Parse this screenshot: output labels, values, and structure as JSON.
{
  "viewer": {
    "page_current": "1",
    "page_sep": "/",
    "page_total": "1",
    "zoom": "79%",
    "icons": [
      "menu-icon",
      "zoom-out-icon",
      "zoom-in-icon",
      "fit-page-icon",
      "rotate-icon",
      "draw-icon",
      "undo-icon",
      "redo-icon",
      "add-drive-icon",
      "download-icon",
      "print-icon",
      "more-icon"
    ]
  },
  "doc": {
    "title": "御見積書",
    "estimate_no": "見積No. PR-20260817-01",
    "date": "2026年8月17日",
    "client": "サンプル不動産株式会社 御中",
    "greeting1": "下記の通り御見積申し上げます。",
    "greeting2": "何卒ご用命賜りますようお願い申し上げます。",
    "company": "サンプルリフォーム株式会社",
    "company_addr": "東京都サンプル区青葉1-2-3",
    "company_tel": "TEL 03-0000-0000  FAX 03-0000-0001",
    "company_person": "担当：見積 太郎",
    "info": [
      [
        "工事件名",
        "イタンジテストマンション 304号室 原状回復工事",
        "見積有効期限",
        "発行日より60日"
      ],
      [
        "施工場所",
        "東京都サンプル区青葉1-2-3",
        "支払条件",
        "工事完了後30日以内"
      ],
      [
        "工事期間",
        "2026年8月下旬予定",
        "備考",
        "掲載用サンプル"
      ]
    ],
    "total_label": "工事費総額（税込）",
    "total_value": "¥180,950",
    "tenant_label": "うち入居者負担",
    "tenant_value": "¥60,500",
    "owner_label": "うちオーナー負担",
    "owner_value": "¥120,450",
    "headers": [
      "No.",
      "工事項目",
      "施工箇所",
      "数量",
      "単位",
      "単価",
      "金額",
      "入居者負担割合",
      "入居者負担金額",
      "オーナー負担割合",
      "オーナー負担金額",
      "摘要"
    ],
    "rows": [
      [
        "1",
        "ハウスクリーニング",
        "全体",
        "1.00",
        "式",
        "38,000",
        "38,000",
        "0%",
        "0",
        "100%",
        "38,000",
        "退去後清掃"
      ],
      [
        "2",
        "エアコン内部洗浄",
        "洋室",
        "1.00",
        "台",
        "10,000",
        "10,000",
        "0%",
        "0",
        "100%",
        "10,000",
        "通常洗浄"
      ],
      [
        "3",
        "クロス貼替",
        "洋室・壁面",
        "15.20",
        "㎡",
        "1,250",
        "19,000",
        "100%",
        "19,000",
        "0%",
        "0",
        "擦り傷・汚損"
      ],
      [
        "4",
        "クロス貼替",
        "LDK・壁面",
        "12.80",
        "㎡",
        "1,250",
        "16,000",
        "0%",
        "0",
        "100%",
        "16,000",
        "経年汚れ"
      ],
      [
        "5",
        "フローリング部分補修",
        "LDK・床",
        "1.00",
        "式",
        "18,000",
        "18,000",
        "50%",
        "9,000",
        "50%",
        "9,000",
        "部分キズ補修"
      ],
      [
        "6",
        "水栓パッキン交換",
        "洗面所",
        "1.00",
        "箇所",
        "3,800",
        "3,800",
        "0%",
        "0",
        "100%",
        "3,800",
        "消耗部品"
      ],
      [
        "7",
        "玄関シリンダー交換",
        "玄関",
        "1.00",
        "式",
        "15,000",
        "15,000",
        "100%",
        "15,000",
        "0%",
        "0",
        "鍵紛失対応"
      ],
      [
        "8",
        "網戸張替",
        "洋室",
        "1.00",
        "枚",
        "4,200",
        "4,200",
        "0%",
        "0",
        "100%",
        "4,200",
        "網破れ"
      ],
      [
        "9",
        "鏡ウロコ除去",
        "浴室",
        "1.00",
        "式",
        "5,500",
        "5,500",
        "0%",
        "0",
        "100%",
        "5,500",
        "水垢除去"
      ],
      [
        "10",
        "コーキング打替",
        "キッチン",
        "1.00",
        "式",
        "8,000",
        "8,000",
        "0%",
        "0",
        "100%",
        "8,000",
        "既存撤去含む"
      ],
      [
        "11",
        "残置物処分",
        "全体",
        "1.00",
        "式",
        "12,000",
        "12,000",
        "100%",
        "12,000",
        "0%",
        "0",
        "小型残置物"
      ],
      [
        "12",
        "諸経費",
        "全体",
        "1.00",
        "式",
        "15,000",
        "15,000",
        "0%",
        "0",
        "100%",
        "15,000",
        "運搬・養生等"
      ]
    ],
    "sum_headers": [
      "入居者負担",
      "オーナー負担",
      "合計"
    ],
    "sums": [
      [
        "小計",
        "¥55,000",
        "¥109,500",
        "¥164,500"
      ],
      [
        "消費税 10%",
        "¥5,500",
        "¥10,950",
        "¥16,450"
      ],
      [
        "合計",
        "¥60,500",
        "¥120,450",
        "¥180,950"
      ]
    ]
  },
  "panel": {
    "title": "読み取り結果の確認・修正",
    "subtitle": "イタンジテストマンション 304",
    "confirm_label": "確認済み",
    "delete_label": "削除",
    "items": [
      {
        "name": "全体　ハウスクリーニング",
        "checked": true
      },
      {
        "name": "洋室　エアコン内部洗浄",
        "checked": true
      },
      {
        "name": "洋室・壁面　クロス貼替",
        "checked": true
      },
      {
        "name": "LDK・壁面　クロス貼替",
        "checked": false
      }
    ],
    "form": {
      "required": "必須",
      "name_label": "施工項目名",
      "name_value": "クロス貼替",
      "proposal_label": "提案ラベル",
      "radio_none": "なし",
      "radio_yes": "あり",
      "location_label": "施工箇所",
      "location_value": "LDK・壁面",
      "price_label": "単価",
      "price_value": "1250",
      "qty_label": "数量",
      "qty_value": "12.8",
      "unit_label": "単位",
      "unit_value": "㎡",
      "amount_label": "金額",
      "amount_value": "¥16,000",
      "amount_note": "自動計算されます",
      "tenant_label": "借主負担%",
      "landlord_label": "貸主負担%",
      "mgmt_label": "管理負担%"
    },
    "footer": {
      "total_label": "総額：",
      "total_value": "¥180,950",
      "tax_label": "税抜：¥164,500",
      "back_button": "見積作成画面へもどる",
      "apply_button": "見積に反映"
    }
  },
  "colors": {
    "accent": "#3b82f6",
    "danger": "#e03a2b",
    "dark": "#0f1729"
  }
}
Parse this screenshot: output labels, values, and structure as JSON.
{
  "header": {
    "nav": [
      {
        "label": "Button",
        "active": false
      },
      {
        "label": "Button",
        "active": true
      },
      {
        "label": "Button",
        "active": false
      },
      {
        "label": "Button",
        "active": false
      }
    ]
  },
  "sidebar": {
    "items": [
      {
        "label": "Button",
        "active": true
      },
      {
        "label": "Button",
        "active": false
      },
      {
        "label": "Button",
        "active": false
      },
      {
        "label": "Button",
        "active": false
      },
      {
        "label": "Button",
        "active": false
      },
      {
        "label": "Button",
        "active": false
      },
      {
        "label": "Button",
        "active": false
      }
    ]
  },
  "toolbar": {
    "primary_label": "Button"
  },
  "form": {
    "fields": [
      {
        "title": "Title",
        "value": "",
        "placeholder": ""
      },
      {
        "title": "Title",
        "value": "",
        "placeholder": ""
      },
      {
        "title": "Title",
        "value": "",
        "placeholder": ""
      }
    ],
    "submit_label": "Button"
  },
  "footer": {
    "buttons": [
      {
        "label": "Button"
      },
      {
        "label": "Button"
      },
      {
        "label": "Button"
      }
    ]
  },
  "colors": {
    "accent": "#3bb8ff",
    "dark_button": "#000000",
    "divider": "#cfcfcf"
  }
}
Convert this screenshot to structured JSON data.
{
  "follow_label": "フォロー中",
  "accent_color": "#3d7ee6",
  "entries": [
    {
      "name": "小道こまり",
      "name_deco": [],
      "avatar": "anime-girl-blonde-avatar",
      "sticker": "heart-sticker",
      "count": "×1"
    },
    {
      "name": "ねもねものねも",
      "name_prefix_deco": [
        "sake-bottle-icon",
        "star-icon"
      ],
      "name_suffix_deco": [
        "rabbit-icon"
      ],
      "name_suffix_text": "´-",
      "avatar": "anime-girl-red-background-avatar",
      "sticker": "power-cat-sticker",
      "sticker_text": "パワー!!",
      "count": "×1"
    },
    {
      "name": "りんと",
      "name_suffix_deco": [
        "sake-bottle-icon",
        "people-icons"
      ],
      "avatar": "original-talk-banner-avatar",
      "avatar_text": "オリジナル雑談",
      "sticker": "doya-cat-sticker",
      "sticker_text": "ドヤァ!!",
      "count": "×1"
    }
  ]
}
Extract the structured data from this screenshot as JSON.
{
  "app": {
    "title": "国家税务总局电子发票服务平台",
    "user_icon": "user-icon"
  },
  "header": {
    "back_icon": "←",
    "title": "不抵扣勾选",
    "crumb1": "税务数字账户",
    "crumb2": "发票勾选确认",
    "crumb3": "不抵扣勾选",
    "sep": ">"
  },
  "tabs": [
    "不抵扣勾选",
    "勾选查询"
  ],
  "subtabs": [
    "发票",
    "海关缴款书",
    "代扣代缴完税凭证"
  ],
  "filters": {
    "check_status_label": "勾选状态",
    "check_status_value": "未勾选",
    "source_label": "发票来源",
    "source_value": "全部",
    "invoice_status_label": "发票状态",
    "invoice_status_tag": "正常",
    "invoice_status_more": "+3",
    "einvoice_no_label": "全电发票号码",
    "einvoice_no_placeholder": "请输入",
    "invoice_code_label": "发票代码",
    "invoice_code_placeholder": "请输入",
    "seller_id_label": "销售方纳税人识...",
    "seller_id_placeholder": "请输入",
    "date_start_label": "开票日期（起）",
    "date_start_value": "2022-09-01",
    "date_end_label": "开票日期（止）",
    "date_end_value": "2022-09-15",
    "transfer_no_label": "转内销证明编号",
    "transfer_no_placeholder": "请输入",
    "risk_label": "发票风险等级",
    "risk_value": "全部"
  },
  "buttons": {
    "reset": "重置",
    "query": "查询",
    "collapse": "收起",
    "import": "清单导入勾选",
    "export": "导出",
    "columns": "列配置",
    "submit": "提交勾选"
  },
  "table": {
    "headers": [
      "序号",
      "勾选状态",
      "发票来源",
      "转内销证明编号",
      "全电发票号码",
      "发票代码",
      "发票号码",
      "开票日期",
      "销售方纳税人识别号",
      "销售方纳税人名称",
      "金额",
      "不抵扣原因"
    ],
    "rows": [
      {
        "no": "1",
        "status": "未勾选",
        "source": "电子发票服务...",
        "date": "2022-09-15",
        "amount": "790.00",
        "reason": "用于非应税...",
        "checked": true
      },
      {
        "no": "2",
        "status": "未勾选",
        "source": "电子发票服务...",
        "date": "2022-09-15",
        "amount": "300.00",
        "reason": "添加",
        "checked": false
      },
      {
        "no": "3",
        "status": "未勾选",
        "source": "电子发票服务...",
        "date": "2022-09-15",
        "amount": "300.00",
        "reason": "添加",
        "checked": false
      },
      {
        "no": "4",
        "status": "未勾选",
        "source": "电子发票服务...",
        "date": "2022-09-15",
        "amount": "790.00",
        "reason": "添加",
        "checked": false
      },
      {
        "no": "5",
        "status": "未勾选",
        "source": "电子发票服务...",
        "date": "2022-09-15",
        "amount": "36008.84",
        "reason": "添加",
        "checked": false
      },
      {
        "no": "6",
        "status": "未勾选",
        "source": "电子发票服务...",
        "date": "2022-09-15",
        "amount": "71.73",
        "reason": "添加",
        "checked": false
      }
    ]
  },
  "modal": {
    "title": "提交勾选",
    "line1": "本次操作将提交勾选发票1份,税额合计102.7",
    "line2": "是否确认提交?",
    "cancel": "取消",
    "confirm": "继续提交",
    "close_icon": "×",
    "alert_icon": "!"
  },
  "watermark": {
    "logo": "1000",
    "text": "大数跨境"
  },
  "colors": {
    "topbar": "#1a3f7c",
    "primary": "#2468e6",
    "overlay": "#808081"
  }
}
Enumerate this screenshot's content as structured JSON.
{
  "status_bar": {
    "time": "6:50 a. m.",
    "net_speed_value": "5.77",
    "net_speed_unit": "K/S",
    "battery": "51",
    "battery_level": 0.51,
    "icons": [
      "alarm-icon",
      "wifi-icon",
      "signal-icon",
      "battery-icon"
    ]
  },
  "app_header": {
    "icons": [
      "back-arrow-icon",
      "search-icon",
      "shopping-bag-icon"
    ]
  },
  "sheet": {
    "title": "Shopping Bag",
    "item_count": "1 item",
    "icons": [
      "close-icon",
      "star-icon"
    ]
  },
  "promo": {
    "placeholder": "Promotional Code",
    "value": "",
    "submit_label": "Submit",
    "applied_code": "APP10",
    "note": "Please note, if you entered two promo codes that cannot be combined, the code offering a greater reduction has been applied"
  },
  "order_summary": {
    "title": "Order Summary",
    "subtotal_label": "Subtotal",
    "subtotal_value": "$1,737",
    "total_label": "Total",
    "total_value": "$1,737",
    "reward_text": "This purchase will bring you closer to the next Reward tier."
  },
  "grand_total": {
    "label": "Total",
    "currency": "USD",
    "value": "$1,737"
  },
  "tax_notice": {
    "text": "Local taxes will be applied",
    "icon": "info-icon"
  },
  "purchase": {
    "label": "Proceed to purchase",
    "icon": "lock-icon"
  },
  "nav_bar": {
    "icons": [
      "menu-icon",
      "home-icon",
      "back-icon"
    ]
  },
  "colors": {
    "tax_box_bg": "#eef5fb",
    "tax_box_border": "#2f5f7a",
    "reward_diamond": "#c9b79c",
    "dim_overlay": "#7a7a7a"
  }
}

■ EXERCISE OBJECTIVE ■
Pick out each line containing "will" and report it.

■ SOLUTION FOR THIS EXERCISE ■
    "reward_text": "This purchase will bring you closer to the next Reward tier."
    "text": "Local taxes will be applied",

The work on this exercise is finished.